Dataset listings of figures
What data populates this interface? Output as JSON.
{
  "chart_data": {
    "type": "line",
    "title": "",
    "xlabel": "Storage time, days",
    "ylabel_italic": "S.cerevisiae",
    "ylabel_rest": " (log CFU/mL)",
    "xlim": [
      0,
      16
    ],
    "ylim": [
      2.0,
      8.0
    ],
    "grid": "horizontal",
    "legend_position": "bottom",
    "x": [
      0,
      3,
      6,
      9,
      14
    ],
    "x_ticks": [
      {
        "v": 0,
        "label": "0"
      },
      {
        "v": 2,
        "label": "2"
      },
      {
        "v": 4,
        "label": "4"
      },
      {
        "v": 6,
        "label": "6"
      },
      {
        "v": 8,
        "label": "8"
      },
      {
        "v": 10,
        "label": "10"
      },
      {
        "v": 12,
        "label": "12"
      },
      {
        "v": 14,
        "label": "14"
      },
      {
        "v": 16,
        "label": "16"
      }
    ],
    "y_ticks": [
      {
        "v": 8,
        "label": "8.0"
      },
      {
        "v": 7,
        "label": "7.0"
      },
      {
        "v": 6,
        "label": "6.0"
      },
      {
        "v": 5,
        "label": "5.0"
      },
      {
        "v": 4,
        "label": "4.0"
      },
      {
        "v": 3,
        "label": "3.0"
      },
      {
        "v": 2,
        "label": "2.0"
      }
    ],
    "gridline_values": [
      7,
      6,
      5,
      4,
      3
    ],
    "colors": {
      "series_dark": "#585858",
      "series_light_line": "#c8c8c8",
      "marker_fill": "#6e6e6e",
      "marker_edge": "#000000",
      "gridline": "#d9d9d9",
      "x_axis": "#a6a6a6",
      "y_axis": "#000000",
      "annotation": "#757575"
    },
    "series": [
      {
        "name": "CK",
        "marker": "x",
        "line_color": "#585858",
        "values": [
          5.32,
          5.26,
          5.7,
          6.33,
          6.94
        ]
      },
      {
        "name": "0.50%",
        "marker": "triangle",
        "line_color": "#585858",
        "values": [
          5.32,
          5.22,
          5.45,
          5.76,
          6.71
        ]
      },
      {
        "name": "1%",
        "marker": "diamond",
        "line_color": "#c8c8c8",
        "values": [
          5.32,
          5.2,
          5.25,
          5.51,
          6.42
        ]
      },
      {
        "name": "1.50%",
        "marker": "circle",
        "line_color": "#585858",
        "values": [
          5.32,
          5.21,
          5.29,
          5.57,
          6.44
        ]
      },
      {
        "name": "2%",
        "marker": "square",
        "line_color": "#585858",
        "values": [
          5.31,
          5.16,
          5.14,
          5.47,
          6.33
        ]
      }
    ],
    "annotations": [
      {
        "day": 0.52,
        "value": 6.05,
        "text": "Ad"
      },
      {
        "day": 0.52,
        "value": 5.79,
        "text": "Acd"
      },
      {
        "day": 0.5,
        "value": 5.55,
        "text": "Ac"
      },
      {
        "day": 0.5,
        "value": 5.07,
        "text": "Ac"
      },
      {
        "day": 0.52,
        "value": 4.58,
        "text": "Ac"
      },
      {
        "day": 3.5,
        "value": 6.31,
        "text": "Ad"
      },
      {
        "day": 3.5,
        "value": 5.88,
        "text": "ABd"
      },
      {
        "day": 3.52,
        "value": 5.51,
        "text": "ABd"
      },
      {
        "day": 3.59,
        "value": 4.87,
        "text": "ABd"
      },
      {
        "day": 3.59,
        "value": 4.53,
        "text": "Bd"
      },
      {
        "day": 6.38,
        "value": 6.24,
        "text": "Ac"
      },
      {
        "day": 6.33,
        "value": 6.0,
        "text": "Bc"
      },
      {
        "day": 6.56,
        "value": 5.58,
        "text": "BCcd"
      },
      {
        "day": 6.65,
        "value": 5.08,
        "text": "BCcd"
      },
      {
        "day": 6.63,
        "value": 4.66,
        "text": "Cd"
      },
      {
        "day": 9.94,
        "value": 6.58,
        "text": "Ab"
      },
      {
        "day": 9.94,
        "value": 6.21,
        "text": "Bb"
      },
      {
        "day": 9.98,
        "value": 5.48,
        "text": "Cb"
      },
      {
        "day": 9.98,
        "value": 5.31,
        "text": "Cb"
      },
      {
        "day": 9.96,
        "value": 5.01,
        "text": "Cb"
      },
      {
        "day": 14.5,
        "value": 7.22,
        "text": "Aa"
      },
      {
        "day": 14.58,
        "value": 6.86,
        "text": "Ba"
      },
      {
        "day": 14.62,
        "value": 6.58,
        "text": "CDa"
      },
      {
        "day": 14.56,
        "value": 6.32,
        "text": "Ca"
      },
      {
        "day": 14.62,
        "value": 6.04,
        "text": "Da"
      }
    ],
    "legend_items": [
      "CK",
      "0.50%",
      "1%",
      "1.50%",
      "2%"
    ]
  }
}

▶ _Work required_:
Please output the complete data exactly.

▶ _Task output_:
What data populates this interface? Output as JSON.
{
  "chart_data": {
    "type": "line",
    "title": "",
    "xlabel": "Storage time, days",
    "ylabel_italic": "S.cerevisiae",
    "ylabel_rest": " (log CFU/mL)",
    "xlim": [
      0,
      16
    ],
    "ylim": [
      2.0,
      8.0
    ],
    "grid": "horizontal",
    "legend_position": "bottom",
    "x": [
      0,
      3,
      6,
      9,
      14
    ],
    "x_ticks": [
      {
        "v": 0,
        "label": "0"
      },
      {
        "v": 2,
        "label": "2"
      },
      {
        "v": 4,
        "label": "4"
      },
      {
        "v": 6,
        "label": "6"
      },
      {
        "v": 8,
        "label": "8"
      },
      {
        "v": 10,
        "label": "10"
      },
      {
        "v": 12,
        "label": "12"
      },
      {
        "v": 14,
        "label": "14"
      },
      {
        "v": 16,
        "label": "16"
      }
    ],
    "y_ticks": [
      {
        "v": 8,
        "label": "8.0"
      },
      {
        "v": 7,
        "label": "7.0"
      },
      {
        "v": 6,
        "label": "6.0"
      },
      {
        "v": 5,
        "label": "5.0"
      },
      {
        "v": 4,
        "label": "4.0"
      },
      {
        "v": 3,
        "label": "3.0"
      },
      {
        "v": 2,
        "label": "2.0"
      }
    ],
    "gridline_values": [
      7,
      6,
      5,
      4,
      3
    ],
    "colors": {
      "series_dark": "#585858",
      "series_light_line": "#c8c8c8",
      "marker_fill": "#6e6e6e",
      "marker_edge": "#000000",
      "gridline": "#d9d9d9",
      "x_axis": "#a6a6a6",
      "y_axis": "#000000",
      "annotation": "#757575"
    },
    "series": [
      {
        "name": "CK",
        "marker": "x",
        "line_color": "#585858",
        "values": [
          5.32,
          5.26,
          5.7,
          6.33,
          6.94
        ]
      },
      {
        "name": "0.50%",
        "marker": "triangle",
        "line_color": "#585858",
        "values": [
          5.32,
          5.22,
          5.45,
          5.76,
          6.71
        ]
      },
      {
        "name": "1%",
        "marker": "diamond",
        "line_color": "#c8c8c8",
        "values": [
          5.32,
          5.2,
          5.25,
          5.51,
          6.42
        ]
      },
      {
        "name": "1.50%",
        "marker": "circle",
        "line_color": "#585858",
        "values": [
          5.32,
          5.21,
          5.29,
          5.57,
          6.44
        ]
      },
      {
        "name": "2%",
        "marker": "square",
        "line_color": "#585858",
        "values": [
          5.31,
          5.16,
          5.14,
          5.47,
          6.33
        ]
      }
    ],
    "annotations": [
      {
        "day": 0.52,
        "value": 6.05,
        "text": "Ad"
      },
      {
        "day": 0.52,
        "value": 5.79,
        "text": "Acd"
      },
      {
        "day": 0.5,
        "value": 5.55,
        "text": "Ac"
      },
      {
        "day": 0.5,
        "value": 5.07,
        "text": "Ac"
      },
      {
        "day": 0.52,
        "value": 4.58,
        "text": "Ac"
      },
      {
        "day": 3.5,
        "value": 6.31,
        "text": "Ad"
      },
      {
        "day": 3.5,
        "value": 5.88,
        "text": "ABd"
      },
      {
        "day": 3.52,
        "value": 5.51,
        "text": "ABd"
      },
      {
        "day": 3.59,
        "value": 4.87,
        "text": "ABd"
      },
      {
        "day": 3.59,
        "value": 4.53,
        "text": "Bd"
      },
      {
        "day": 6.38,
        "value": 6.24,
        "text": "Ac"
      },
      {
        "day": 6.33,
        "value": 6.0,
        "text": "Bc"
      },
      {
        "day": 6.56,
        "value": 5.58,
        "text": "BCcd"
      },
      {
        "day": 6.65,
        "value": 5.08,
        "text": "BCcd"
      },
      {
        "day": 6.63,
        "value": 4.66,
        "text": "Cd"
      },
      {
        "day": 9.94,
        "value": 6.58,
        "text": "Ab"
      },
      {
        "day": 9.94,
        "value": 6.21,
        "text": "Bb"
      },
      {
        "day": 9.98,
        "value": 5.48,
        "text": "Cb"
      },
      {
        "day": 9.98,
        "value": 5.31,
        "text": "Cb"
      },
      {
        "day": 9.96,
        "value": 5.01,
        "text": "Cb"
      },
      {
        "day": 14.5,
        "value": 7.22,
        "text": "Aa"
      },
      {
        "day": 14.58,
        "value": 6.86,
        "text": "Ba"
      },
      {
        "day": 14.62,
        "value": 6.58,
        "text": "CDa"
      },
      {
        "day": 14.56,
        "value": 6.32,
        "text": "Ca"
      },
      {
        "day": 14.62,
        "value": 6.04,
        "text": "Da"
      }
    ],
    "legend_items": [
      "CK",
      "0.50%",
      "1%",
      "1.50%",
      "2%"
    ]
  }
}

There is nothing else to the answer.